- To be done -
Scan the following material for the string "thức" and copy each line in which it appears.

==== Data provided

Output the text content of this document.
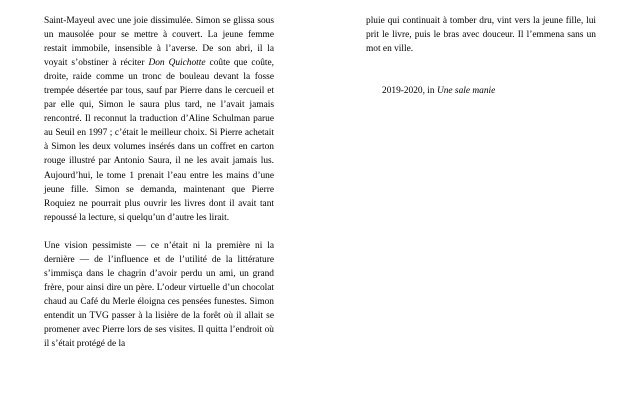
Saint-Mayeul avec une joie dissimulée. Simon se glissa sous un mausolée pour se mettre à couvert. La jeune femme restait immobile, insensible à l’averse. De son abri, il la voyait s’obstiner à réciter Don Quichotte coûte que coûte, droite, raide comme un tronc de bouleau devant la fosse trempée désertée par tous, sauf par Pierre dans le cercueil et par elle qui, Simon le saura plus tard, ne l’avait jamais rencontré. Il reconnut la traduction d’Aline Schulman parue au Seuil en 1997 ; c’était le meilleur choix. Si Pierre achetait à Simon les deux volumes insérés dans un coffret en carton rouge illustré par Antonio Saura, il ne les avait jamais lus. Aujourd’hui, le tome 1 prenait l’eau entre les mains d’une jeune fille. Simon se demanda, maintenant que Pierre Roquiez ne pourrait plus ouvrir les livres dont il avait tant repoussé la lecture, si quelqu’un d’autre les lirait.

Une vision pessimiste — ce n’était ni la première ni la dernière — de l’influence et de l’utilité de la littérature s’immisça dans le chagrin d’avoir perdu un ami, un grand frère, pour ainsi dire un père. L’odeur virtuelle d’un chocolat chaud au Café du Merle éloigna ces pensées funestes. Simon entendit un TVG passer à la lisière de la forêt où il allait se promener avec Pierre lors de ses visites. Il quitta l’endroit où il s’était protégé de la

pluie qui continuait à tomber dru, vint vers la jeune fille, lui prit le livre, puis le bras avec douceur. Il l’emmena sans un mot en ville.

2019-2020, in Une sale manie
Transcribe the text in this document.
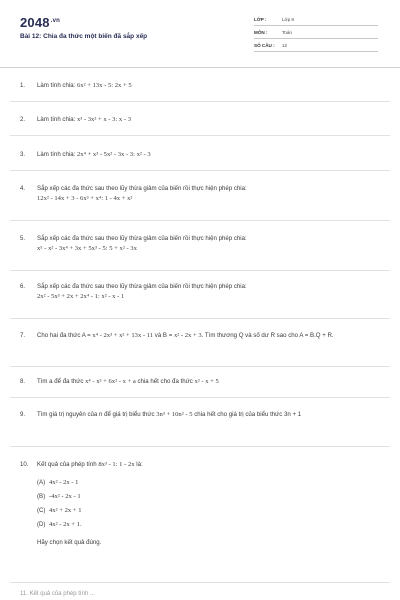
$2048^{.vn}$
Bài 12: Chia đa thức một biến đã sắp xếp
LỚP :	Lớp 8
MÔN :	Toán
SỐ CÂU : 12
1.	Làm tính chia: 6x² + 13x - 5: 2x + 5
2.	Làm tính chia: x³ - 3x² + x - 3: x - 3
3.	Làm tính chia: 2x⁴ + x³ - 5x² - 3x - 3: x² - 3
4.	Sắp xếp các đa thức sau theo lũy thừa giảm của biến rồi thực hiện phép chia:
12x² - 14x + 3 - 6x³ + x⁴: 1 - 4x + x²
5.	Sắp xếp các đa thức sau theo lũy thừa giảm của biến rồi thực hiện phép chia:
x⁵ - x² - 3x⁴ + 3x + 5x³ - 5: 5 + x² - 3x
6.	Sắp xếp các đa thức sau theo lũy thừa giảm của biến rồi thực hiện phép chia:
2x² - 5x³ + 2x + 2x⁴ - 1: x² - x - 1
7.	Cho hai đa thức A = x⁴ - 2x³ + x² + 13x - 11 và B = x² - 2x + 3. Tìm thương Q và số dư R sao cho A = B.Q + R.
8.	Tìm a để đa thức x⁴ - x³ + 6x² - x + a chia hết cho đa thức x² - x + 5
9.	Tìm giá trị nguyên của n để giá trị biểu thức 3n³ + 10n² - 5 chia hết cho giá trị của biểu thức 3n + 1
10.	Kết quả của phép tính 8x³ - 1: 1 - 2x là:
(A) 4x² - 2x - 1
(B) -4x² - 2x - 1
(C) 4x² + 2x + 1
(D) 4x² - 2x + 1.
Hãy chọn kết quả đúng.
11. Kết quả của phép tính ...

========

- Solution to this exercise -
Bài 12: Chia đa thức một biến đã sắp xếp
4.	Sắp xếp các đa thức sau theo lũy thừa giảm của biến rồi thực hiện phép chia:
5.	Sắp xếp các đa thức sau theo lũy thừa giảm của biến rồi thực hiện phép chia:
6.	Sắp xếp các đa thức sau theo lũy thừa giảm của biến rồi thực hiện phép chia:
7.	Cho hai đa thức A = x⁴ - 2x³ + x² + 13x - 11 và B = x² - 2x + 3. Tìm thương Q và số dư R sao cho A = B.Q + R.
8.	Tìm a để đa thức x⁴ - x³ + 6x² - x + a chia hết cho đa thức x² - x + 5
9.	Tìm giá trị nguyên của n để giá trị biểu thức 3n³ + 10n² - 5 chia hết cho giá trị của biểu thức 3n + 1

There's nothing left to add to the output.